What the task requires → Find the lines holding "Output" and copy them.

Task inputs →

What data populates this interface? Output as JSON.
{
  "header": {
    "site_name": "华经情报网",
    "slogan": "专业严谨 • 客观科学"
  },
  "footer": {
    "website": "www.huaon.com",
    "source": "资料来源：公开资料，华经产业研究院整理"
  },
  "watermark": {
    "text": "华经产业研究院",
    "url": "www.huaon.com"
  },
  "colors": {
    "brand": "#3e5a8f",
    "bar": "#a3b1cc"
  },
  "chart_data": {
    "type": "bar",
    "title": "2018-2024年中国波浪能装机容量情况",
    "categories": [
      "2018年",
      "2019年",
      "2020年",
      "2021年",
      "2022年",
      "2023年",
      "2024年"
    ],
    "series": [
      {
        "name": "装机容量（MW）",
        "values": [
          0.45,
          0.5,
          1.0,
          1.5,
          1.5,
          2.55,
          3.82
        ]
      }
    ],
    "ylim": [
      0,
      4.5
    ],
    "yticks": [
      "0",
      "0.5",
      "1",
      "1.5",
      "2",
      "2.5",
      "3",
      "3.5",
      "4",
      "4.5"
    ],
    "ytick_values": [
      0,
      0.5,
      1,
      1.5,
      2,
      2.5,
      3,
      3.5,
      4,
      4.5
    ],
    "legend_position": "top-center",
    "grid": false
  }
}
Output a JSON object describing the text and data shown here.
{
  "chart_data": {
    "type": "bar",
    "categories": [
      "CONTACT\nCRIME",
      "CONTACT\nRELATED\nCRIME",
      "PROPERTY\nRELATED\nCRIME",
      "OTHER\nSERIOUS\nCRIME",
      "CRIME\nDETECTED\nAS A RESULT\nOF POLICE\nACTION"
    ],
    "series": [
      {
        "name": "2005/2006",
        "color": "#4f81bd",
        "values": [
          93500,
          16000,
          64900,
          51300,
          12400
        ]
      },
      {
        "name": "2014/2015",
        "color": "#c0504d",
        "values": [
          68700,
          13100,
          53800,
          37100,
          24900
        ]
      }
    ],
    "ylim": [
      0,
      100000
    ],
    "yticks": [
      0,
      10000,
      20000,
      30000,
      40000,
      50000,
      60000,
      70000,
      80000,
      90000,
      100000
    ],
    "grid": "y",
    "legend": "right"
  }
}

Response to this task →
What data populates this interface? Output as JSON.
Output a JSON object describing the text and data shown here.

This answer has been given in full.